Challenge => Read the listing below and copy out every line that holds "content".

— Begin —

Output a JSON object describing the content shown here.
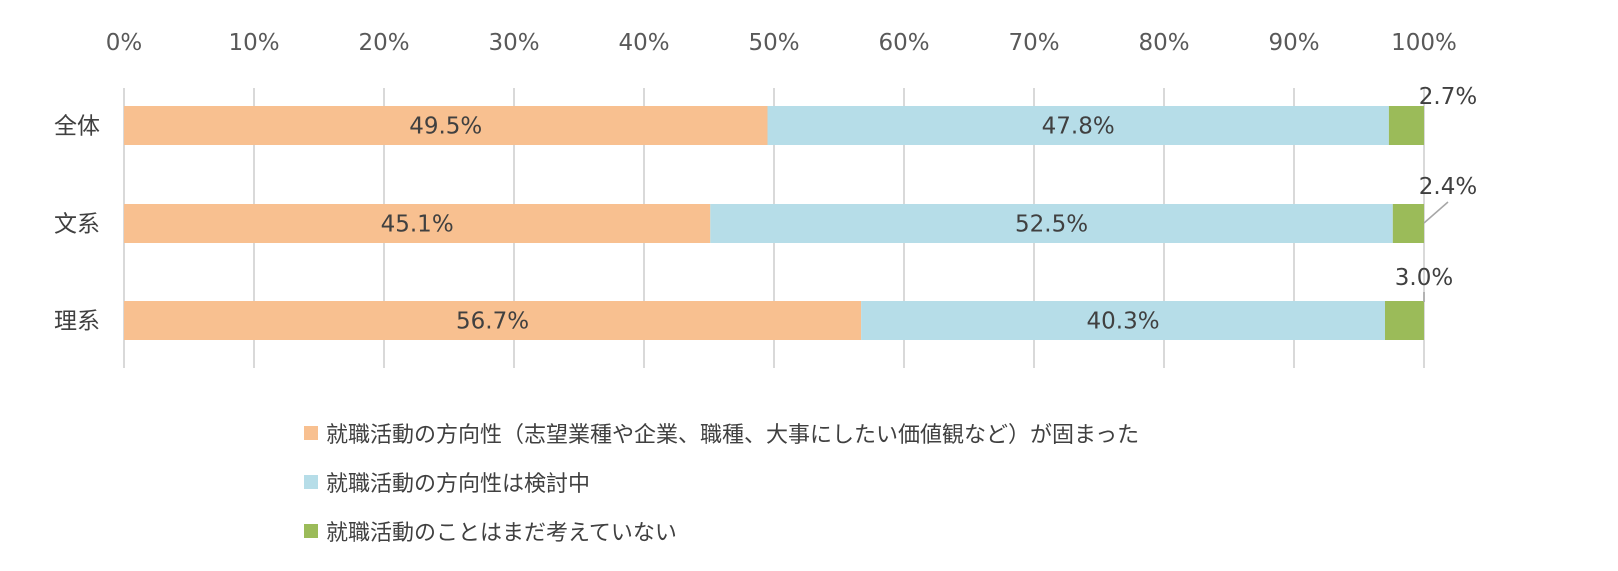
{
  "chart_data": {
    "type": "bar",
    "orientation": "horizontal",
    "stacked": true,
    "percent": true,
    "categories": [
      "全体",
      "文系",
      "理系"
    ],
    "x_ticks": [
      "0%",
      "10%",
      "20%",
      "30%",
      "40%",
      "50%",
      "60%",
      "70%",
      "80%",
      "90%",
      "100%"
    ],
    "xlim": [
      0,
      100
    ],
    "grid": true,
    "legend_position": "bottom",
    "series": [
      {
        "name": "就職活動の方向性（志望業種や企業、職種、大事にしたい価値観など）が固まった",
        "color": "#F8C090",
        "values": [
          49.5,
          45.1,
          56.7
        ],
        "labels": [
          "49.5%",
          "45.1%",
          "56.7%"
        ]
      },
      {
        "name": "就職活動の方向性は検討中",
        "color": "#B6DDE8",
        "values": [
          47.8,
          52.5,
          40.3
        ],
        "labels": [
          "47.8%",
          "52.5%",
          "40.3%"
        ]
      },
      {
        "name": "就職活動のことはまだ考えていない",
        "color": "#9BBB59",
        "values": [
          2.7,
          2.4,
          3.0
        ],
        "labels": [
          "2.7%",
          "2.4%",
          "3.0%"
        ]
      }
    ]
  },
  "colors": {
    "grid": "#d9d9d9",
    "text": "#404040"
  }
}
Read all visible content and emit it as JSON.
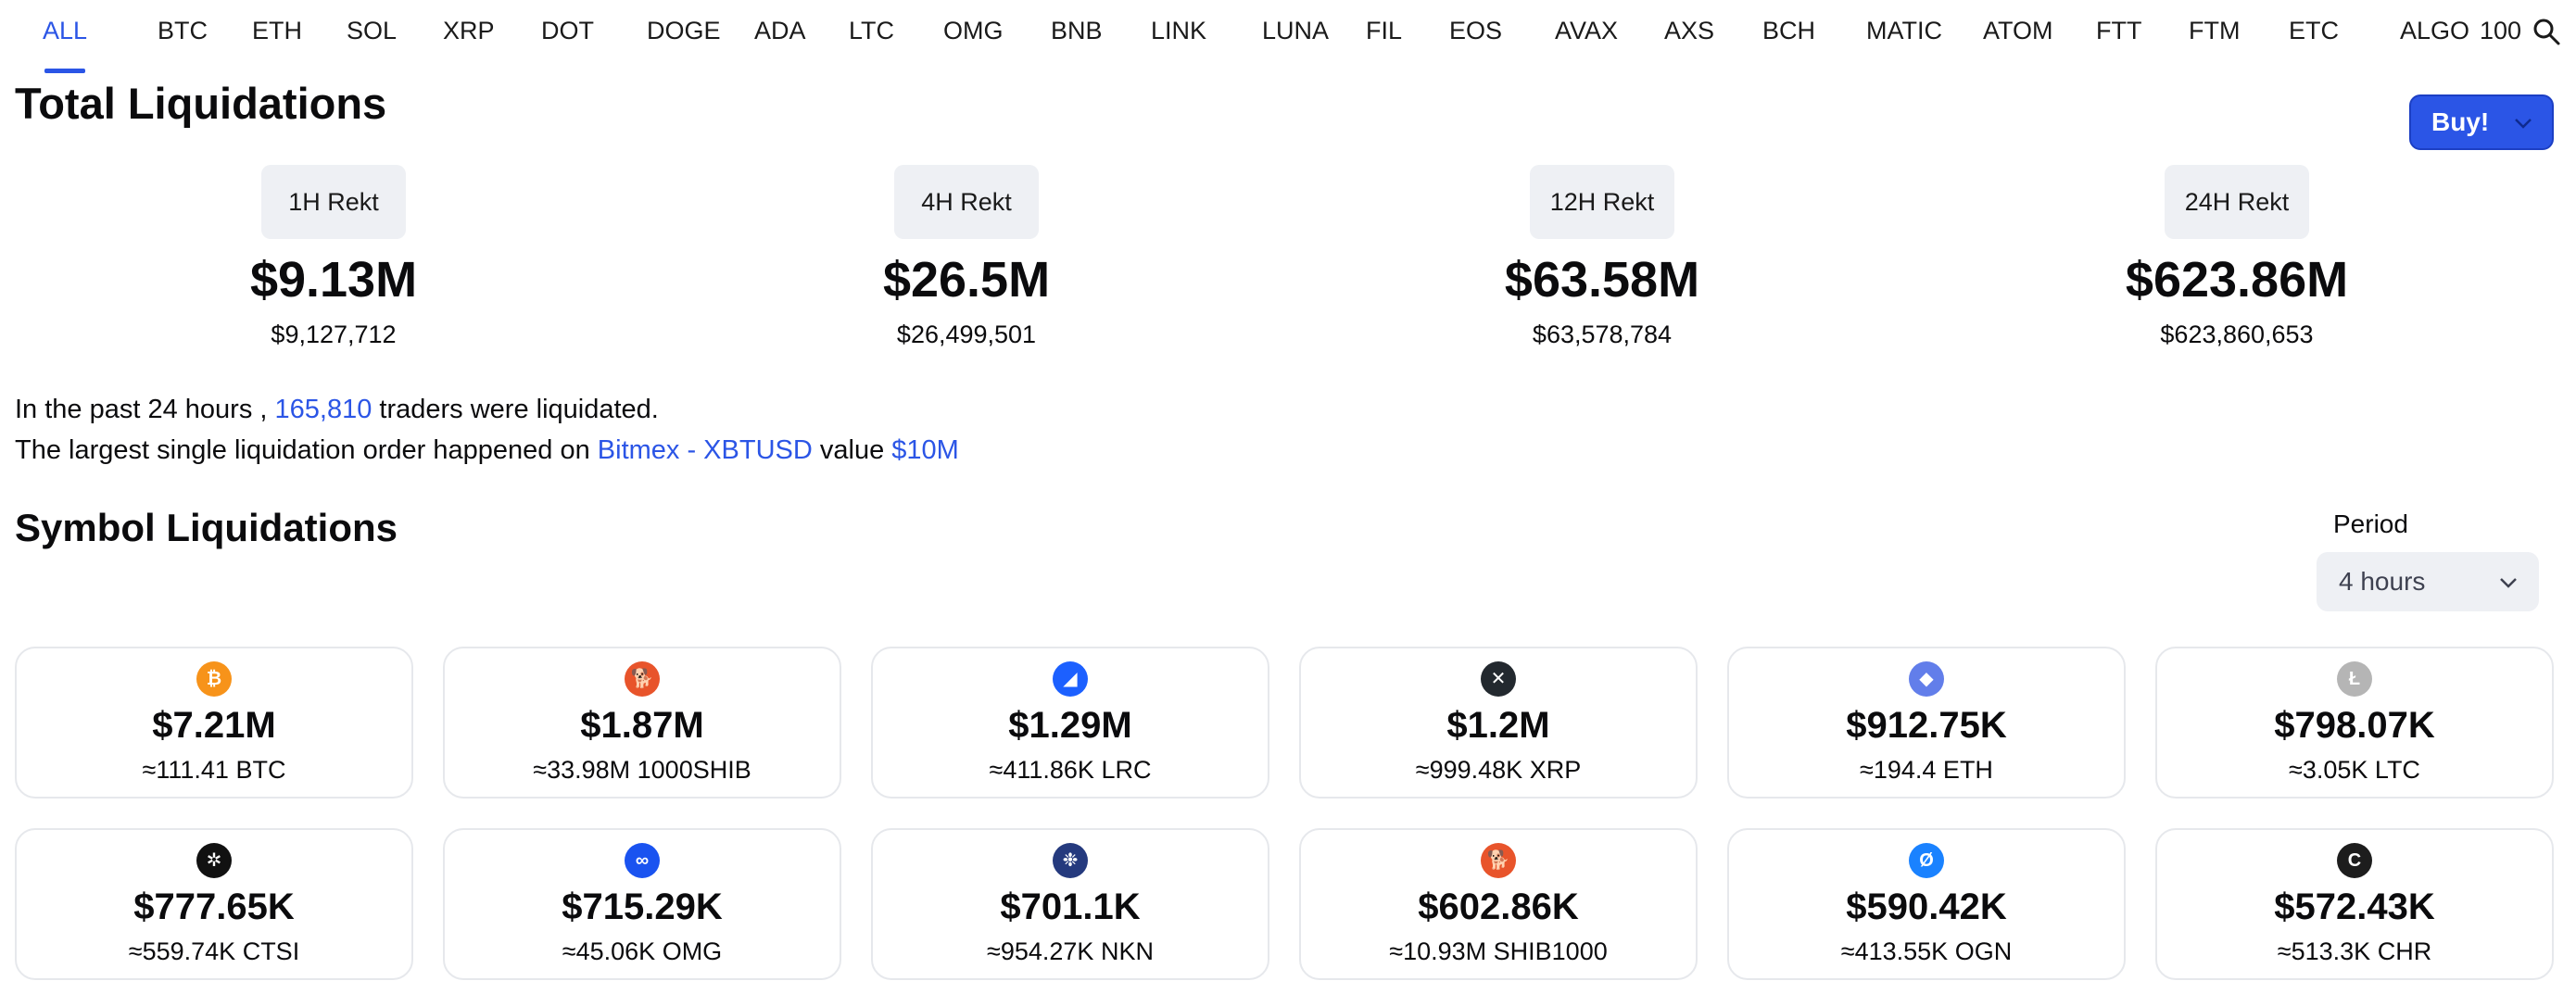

— End —

Response to the exercise =>
Output a JSON object describing the content shown here.
Read all visible content and emit it as JSON.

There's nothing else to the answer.